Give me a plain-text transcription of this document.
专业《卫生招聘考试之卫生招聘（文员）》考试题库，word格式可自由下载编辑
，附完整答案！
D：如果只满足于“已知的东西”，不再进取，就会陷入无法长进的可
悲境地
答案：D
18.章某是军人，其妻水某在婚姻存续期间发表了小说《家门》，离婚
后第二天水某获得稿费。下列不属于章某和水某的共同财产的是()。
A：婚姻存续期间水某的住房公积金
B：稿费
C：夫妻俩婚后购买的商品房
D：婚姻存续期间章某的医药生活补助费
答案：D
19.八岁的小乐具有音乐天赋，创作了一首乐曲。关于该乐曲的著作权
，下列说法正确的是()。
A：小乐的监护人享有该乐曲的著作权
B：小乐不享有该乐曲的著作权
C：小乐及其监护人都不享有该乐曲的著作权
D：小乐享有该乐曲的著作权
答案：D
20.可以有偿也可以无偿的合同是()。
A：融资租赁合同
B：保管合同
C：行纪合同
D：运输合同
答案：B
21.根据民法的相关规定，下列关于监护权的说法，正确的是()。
▬▬▬▬▬▬
◆ **Exercise goal**
Print every entry exactly as written.

◆ **Finished answer**
Give me a plain-text transcription of this document.
专业《卫生招聘考试之卫生招聘（文员）》考试题库，word格式可自由下载编辑
，附完整答案！
D：如果只满足于“已知的东西”，不再进取，就会陷入无法长进的可
悲境地
答案：D
18.章某是军人，其妻水某在婚姻存续期间发表了小说《家门》，离婚
后第二天水某获得稿费。下列不属于章某和水某的共同财产的是()。
A：婚姻存续期间水某的住房公积金
B：稿费
C：夫妻俩婚后购买的商品房
D：婚姻存续期间章某的医药生活补助费
答案：D
19.八岁的小乐具有音乐天赋，创作了一首乐曲。关于该乐曲的著作权
，下列说法正确的是()。
A：小乐的监护人享有该乐曲的著作权
B：小乐不享有该乐曲的著作权
C：小乐及其监护人都不享有该乐曲的著作权
D：小乐享有该乐曲的著作权
答案：D
20.可以有偿也可以无偿的合同是()。
A：融资租赁合同
B：保管合同
C：行纪合同
D：运输合同
答案：B
21.根据民法的相关规定，下列关于监护权的说法，正确的是()。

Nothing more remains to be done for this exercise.